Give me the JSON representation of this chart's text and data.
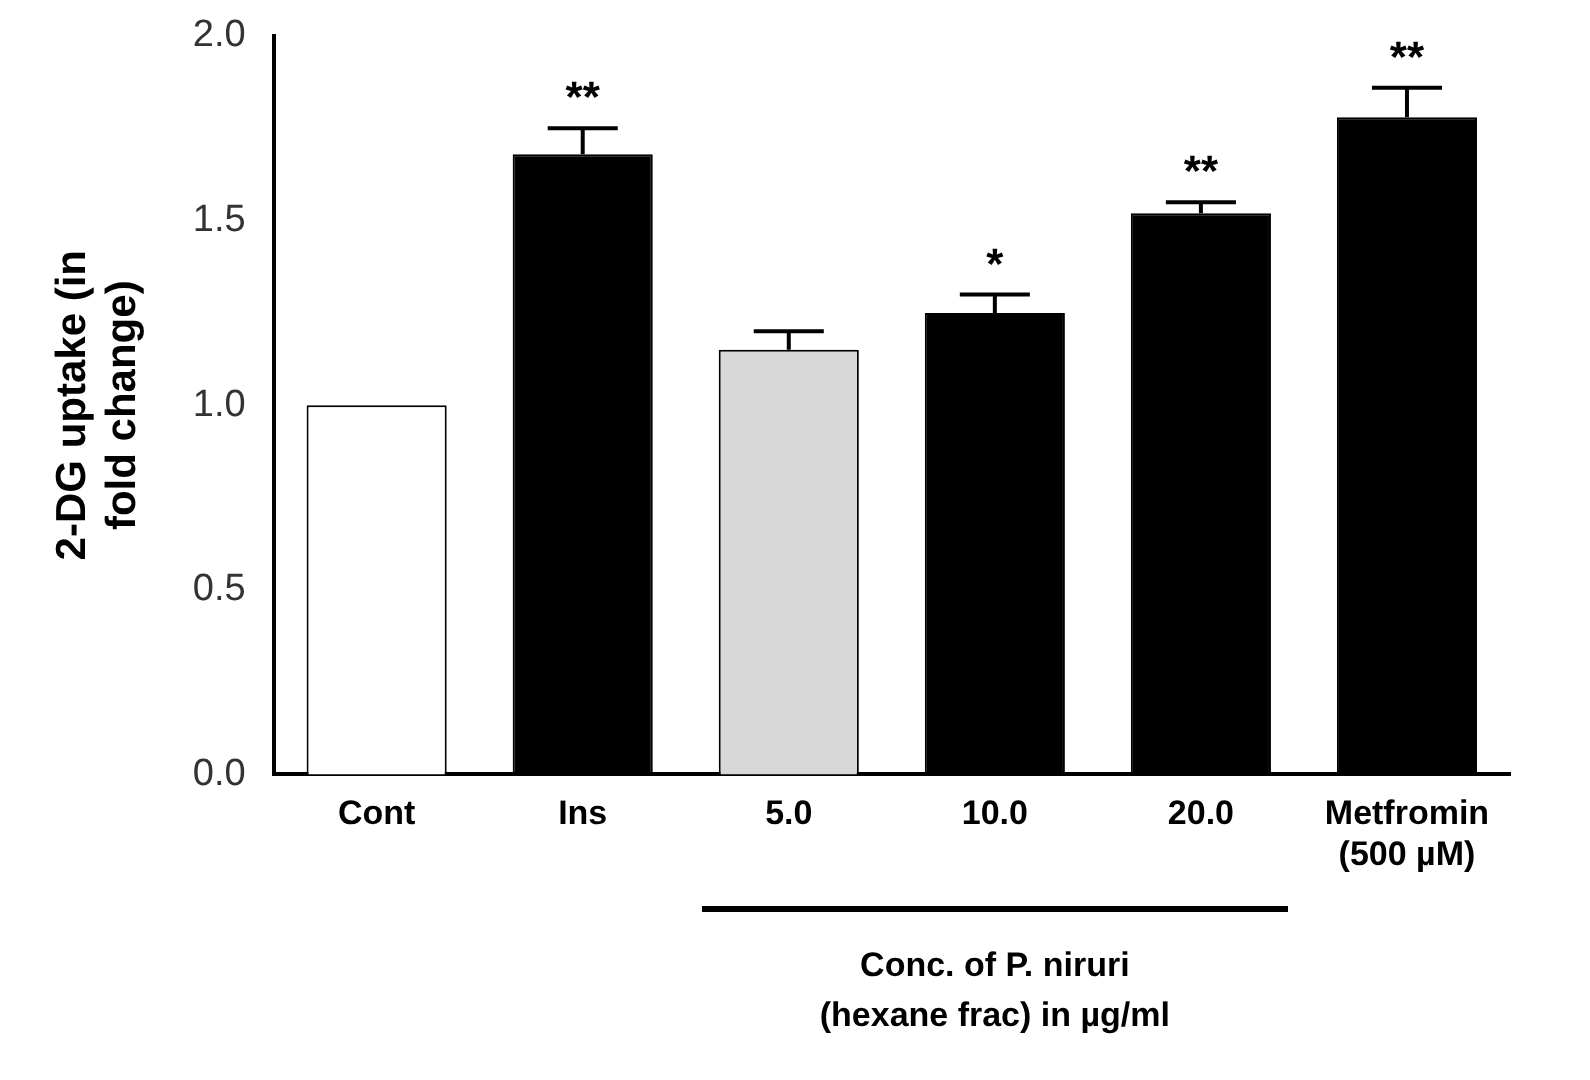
{
  "chart_data": {
    "type": "bar",
    "ylabel": "2-DG uptake (in fold change)",
    "xlabel": "Conc. of P. niruri (hexane frac) in µg/ml",
    "categories": [
      "Cont",
      "Ins",
      "5.0",
      "10.0",
      "20.0",
      "Metfromin (500 µM)"
    ],
    "values": [
      1.0,
      1.68,
      1.15,
      1.25,
      1.52,
      1.78
    ],
    "errors": [
      null,
      0.07,
      0.05,
      0.05,
      0.03,
      0.08
    ],
    "colors": [
      "#ffffff",
      "#000000",
      "#d8d8d8",
      "#000000",
      "#000000",
      "#000000"
    ],
    "ylim": [
      0,
      2
    ],
    "yticks": [
      {
        "value": 0,
        "label": "0.0"
      },
      {
        "value": 0.5,
        "label": "0.5"
      },
      {
        "value": 1,
        "label": "1.0"
      },
      {
        "value": 1.5,
        "label": "1.5"
      },
      {
        "value": 2,
        "label": "2.0"
      }
    ],
    "grid": false,
    "legend": false,
    "annotations": [
      {
        "text": "**",
        "x": "Ins",
        "y": 1.75
      },
      {
        "text": "*",
        "x": "10.0",
        "y": 1.3
      },
      {
        "text": "**",
        "x": "20.0",
        "y": 1.55
      },
      {
        "text": "**",
        "x": "Metfromin (500 µM)",
        "y": 1.86
      }
    ]
  }
}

※

_Aim_: Nothing but the pictures may be dropped; output the records above exactly.

_The result_:
Give me the JSON representation of this chart's text and data.
{
  "chart_data": {
    "type": "bar",
    "ylabel": "2-DG uptake (in fold change)",
    "xlabel": "Conc. of P. niruri (hexane frac) in µg/ml",
    "categories": [
      "Cont",
      "Ins",
      "5.0",
      "10.0",
      "20.0",
      "Metfromin (500 µM)"
    ],
    "values": [
      1.0,
      1.68,
      1.15,
      1.25,
      1.52,
      1.78
    ],
    "errors": [
      null,
      0.07,
      0.05,
      0.05,
      0.03,
      0.08
    ],
    "colors": [
      "#ffffff",
      "#000000",
      "#d8d8d8",
      "#000000",
      "#000000",
      "#000000"
    ],
    "ylim": [
      0,
      2
    ],
    "yticks": [
      {
        "value": 0,
        "label": "0.0"
      },
      {
        "value": 0.5,
        "label": "0.5"
      },
      {
        "value": 1,
        "label": "1.0"
      },
      {
        "value": 1.5,
        "label": "1.5"
      },
      {
        "value": 2,
        "label": "2.0"
      }
    ],
    "grid": false,
    "legend": false,
    "annotations": [
      {
        "text": "**",
        "x": "Ins",
        "y": 1.75
      },
      {
        "text": "*",
        "x": "10.0",
        "y": 1.3
      },
      {
        "text": "**",
        "x": "20.0",
        "y": 1.55
      },
      {
        "text": "**",
        "x": "Metfromin (500 µM)",
        "y": 1.86
      }
    ]
  }
}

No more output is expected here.